- _TEXTO PROPORCIONADO_
= = =
La tan reciente1 sanción del flamante Código Civil y Comercial de la República Argentina nos ha impuesto la necesidad de comentar y discutir la influencia de sus reformas en los más diversos ámbitos de la vida cotidiana de nuestro país.
En ese marco, el presente trabajo se propone -por cierto, muy modestamente- exhibir un breve panorama del resultado de la modificación de una de las restricciones públicas al dominio privado conocida -recién hoy-2 como “Camino de Sirga” y su influencia en el derecho -colectivo- al acceso a los cursos de agua.
Más específicamente, se expondrán ciertos desvelos o dilemas que encierra el significado del mantenimiento en nuestro novedoso cuerpo normativo, de este instituto cuyo desuso es denunciado desde la misma sanción del anterior código.
Sera objeto de estas breves líneas, finalmente, aventurar la vinculación de su supervivencia con el uso ambiental que se le ha intentado asignar, a pesar incluso, de la consolidada jurisprudencia en contrario.
I. A manera de introducción: Un Código nuevo para conflictos viejos
Ciertamente entre los más preciados y requeridos bienes pertenecientes al domino público se encuentran los ríos, que involucran -según el nuevo Código- el agua, sus playas y el lecho por donde corren, delimitado por la línea de rivera que fija el promedio de las máximas crecidas ordinarias3.
Sucede, por otra parte, que las mayores extensiones de los ríos transcurren bordeando inmuebles de particulares, y que rara vez lindan con un camino público, determinando por tanto, que permanezcan encerrados entre dichas propiedades y alejados de un acceso para su disfrute por la población en general.
Así visto, ocurre al fin que el uso y goce de dichos bienes pertenecientes -por excelencia- al dominio público, como son los ríos, queda reservado mayoritariamente a quienes dispongan de una vía de acceso al mismo, es decir, quienes ostenten el dominio privado de alguna finca ribereña.
En otras palabras, queda las más de las veces -de hecho- restringido el uso de un bien eminentemente público para un goce exclusivamente privado, cuando por derecho debiera corresponder públicamente a toda la población de la nación, a quien pertenece su dominio.
= = =
- _FILAS_
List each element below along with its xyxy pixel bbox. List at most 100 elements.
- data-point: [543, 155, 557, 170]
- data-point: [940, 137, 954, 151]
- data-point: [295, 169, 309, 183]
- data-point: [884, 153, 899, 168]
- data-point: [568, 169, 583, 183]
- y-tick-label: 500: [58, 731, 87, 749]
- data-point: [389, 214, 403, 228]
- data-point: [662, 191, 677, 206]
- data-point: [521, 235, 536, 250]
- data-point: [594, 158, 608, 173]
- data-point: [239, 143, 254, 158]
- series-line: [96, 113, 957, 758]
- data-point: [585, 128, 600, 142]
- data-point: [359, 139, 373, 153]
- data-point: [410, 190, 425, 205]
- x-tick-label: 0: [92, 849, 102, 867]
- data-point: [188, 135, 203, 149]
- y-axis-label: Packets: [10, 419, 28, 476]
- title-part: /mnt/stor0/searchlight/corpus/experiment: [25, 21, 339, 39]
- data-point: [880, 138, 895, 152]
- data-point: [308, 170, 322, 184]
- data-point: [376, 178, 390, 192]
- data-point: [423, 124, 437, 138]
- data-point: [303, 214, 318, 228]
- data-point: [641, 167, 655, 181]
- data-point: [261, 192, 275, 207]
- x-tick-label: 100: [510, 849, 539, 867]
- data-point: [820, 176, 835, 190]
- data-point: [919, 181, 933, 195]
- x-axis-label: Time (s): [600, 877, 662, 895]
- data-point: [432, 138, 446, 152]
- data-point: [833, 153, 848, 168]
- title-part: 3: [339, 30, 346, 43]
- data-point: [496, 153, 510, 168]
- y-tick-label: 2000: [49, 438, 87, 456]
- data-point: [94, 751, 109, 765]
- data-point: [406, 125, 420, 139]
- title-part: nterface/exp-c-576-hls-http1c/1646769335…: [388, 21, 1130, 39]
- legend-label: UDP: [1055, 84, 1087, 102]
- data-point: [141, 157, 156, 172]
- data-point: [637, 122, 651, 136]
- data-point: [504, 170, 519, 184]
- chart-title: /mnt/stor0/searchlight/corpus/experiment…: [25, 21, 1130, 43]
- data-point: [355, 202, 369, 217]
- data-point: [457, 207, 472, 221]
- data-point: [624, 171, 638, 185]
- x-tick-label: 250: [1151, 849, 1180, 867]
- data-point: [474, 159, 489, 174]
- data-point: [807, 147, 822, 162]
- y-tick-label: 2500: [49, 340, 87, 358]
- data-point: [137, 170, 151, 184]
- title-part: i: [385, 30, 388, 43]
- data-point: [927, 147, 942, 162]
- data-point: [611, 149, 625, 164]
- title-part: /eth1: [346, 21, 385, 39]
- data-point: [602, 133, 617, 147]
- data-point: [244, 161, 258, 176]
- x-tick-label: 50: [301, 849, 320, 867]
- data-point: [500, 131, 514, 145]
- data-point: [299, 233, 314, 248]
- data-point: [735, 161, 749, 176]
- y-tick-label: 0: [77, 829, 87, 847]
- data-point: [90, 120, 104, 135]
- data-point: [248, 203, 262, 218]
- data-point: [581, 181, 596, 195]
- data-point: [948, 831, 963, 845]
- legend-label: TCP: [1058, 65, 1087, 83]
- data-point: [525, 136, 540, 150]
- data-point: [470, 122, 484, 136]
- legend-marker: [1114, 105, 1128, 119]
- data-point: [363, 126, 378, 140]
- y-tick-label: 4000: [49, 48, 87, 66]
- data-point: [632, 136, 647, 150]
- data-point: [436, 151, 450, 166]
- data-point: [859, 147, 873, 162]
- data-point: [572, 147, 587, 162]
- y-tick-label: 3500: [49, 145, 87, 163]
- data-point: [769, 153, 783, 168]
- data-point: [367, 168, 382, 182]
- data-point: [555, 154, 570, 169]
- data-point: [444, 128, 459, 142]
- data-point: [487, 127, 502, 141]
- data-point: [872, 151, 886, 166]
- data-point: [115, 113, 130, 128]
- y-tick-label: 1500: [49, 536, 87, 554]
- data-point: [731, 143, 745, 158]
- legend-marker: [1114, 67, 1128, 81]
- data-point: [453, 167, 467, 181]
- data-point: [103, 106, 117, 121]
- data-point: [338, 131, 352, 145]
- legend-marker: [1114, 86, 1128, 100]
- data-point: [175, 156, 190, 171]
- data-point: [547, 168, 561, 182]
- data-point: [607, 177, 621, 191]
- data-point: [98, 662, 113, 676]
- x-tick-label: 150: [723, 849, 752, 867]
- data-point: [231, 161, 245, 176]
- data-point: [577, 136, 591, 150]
= = =
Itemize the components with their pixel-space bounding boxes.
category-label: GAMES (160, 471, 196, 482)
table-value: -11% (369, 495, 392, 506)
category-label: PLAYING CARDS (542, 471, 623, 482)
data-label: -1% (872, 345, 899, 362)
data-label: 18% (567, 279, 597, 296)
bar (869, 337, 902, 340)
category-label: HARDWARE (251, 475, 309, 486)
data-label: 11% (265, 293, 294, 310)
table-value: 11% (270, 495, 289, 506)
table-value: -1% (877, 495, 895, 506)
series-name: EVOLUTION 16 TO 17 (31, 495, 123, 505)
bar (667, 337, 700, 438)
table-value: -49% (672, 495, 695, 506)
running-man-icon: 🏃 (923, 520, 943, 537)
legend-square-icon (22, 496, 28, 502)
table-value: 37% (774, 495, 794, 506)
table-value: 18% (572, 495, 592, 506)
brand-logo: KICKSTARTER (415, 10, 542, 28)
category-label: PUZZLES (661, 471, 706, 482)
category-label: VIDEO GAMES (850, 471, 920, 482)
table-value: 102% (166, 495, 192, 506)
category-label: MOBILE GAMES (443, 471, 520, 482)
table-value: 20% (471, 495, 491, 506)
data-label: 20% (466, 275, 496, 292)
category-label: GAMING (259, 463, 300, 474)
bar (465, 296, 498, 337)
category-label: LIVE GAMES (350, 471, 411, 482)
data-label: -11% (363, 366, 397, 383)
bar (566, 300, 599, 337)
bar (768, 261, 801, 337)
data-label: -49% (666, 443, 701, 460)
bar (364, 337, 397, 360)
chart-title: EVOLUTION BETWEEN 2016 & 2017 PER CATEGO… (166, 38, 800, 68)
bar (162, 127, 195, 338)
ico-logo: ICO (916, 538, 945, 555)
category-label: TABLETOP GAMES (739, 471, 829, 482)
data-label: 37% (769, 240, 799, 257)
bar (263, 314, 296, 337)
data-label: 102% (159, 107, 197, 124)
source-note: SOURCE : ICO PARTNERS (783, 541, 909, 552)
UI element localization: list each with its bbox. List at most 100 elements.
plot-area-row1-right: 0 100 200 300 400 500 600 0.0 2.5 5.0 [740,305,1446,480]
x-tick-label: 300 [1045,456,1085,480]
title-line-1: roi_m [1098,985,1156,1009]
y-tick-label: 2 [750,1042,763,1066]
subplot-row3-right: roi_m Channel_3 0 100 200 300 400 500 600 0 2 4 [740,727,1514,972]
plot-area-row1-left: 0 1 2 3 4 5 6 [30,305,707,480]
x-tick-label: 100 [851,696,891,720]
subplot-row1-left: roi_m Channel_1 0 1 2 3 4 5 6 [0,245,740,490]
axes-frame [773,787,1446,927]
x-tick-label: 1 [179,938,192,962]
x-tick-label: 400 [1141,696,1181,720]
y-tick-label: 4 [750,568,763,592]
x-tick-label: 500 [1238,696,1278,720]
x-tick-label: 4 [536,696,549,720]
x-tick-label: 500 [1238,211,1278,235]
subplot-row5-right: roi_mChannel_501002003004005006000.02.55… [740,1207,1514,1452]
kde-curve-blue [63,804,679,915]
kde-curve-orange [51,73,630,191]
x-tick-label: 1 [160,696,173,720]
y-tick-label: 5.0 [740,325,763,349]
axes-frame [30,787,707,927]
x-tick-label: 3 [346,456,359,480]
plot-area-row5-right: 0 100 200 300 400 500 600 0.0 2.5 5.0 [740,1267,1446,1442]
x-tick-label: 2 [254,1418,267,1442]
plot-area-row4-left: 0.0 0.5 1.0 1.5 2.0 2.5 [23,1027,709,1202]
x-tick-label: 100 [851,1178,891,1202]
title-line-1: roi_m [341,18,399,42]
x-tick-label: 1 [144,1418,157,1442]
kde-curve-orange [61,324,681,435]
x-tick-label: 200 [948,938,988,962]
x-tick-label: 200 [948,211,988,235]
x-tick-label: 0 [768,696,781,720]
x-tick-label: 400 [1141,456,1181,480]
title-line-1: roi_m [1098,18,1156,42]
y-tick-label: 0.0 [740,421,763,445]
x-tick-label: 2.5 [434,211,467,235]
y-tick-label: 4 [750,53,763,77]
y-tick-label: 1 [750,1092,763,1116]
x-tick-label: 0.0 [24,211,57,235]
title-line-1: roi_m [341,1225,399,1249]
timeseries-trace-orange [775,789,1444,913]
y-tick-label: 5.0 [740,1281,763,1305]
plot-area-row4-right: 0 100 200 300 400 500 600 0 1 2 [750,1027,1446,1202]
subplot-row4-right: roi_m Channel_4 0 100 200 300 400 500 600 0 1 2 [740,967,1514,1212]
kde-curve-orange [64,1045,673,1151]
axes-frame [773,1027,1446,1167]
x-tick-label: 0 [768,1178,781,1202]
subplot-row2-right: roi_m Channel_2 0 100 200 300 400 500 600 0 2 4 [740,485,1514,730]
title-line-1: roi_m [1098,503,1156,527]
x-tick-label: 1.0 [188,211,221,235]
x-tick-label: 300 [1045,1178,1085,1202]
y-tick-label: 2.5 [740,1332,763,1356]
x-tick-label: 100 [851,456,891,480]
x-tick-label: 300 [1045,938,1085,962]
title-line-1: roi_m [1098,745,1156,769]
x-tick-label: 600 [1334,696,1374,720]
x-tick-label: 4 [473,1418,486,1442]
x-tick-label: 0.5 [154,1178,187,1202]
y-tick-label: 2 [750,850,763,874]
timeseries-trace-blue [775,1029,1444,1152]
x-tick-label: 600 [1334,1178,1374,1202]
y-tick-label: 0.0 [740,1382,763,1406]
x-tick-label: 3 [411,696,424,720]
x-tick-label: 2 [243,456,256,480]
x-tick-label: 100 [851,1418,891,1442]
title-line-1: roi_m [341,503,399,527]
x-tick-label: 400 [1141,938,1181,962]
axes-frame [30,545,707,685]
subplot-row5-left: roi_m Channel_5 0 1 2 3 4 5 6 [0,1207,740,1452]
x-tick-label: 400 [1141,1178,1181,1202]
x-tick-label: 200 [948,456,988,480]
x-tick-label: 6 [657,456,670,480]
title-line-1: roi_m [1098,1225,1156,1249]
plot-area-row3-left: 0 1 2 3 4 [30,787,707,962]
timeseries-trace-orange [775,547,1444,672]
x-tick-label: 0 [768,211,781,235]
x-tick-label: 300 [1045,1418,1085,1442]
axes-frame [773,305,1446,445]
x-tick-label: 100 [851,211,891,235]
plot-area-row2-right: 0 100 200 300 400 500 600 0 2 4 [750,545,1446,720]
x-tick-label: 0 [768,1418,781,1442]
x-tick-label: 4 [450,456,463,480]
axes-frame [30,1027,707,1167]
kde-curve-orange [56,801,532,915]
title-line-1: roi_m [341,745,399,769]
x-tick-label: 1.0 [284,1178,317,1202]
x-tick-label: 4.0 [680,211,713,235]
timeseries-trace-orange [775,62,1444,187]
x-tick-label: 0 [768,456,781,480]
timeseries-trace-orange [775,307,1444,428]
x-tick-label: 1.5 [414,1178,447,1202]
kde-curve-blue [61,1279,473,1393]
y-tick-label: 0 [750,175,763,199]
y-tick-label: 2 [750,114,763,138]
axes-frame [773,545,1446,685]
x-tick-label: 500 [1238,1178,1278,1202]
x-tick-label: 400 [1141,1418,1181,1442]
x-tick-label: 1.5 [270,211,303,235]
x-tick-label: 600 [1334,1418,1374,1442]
= = =
- _EJERCICIOS_
[A] En el texto sobre el Camino de Sirga, ¿qué elementos comprenden los ríos según el nuevo Código?
[B] Continúa el texto sobre el Camino de Sirga a partir de su última oración.

- _RESPUESTAS_
[A] El agua, sus playas y el lecho por donde corren.

[B]
En la extensa geografía argentina, dicha realidad ha suscitado diversas controversias (entre quienes desean acceder al agua y quienes desean impedirles a éstos el paso por sus privadas propiedades4), y ha motivado que números juristas buscaran entre las herramientas disponibles alguna que les permitiese sortear dicha limitación.
Es por ello que en más de una ocasión, se ha echado mano del viejo instituto que hoy analizamos, utilizándolo como válvula de escape al creciente conflicto deparado por lo que se ha llegado a llamar la “privatización de los paisajes”.
Entre esta postura, y la de quienes intentan su derogación, vamos a reseñar -brevísimamente- las posiciones actuales sobre la temática, para luego comentar la nueva regulación, e intentar finalmente aportar -a modo de interrogantes- una mirada reflexiva sobre el significado que encierra su vigencia.
II. Desde el “desuso” y la crítica del Siglo XIX, a la recuperación “ambiental” del Siglo XX
Enseña la doctrina que la restricción al dominio en cuestión (cuyo nombre prefirió omitir Vélez) tiene por origen la práctica – en total abandono- de facilitar el transporte fluvial mediante el remolque de las embarcaciones por cables tendidos desde la orilla y tirados mediante la tracción a sangre.5
Si bien fue utilizada antiguamente en algunas zonas de Europa, no tuvo ningún desarrollo local y su inclusión fue atribuida a la vigencia de una antigua reglamentación del ministro Rivadavia, que mantenía vigencia al tiempo de la sanción del viejo Código.6
Desde antiguo se levantaron airadas voces contra su implementación local, exigiéndose -sin éxito- su derogación.
Ya en 1912 el entonces Senador por La Rioja, Joaquín V. González, presentó un proyecto a tal fin, acusando de inconstitucional e injusto el mentado instituto, preguntándose “¿Cómo va a justificar el Estado la retención puramente abstracta de tierras destinadas a los usos ordinarios de la industria o del trabajo a título de un derecho que no ejercita ni puede ejercitarse…?”.7
No obstante las críticas, subsistió la mentada restricción al dominio en plena vigencia y total desuso8, hasta el momento que sus previsiones fueron vistas con posibilidades ambientales, extendiendo su razón no ya al transporte fluvial, sino para posibilitar el uso “social” de los ríos para fines diversos como la pesca o el esparcimiento.
No fueron escasas las disposiciones administrativas que se sirvieron del instituto, extendiendo sus implicancias y restricciones mucho más allá de lo previsto en el viejo Código.
A modo de ejemplo, se puede citar la ley 273 de la Provincia de Neuquén que establecía la afectación como calle o camino público a las fracciones de treinta y cinco metros de ancho desde la línea de ribera (art. 22) y obligaba a los titulares ribereños a permitir el uso de dicho camino de sirga “a cualquier habitante, a los efectos de la navegación, pesca y de cualquier otra utilización propia de su destino público” (art. 32).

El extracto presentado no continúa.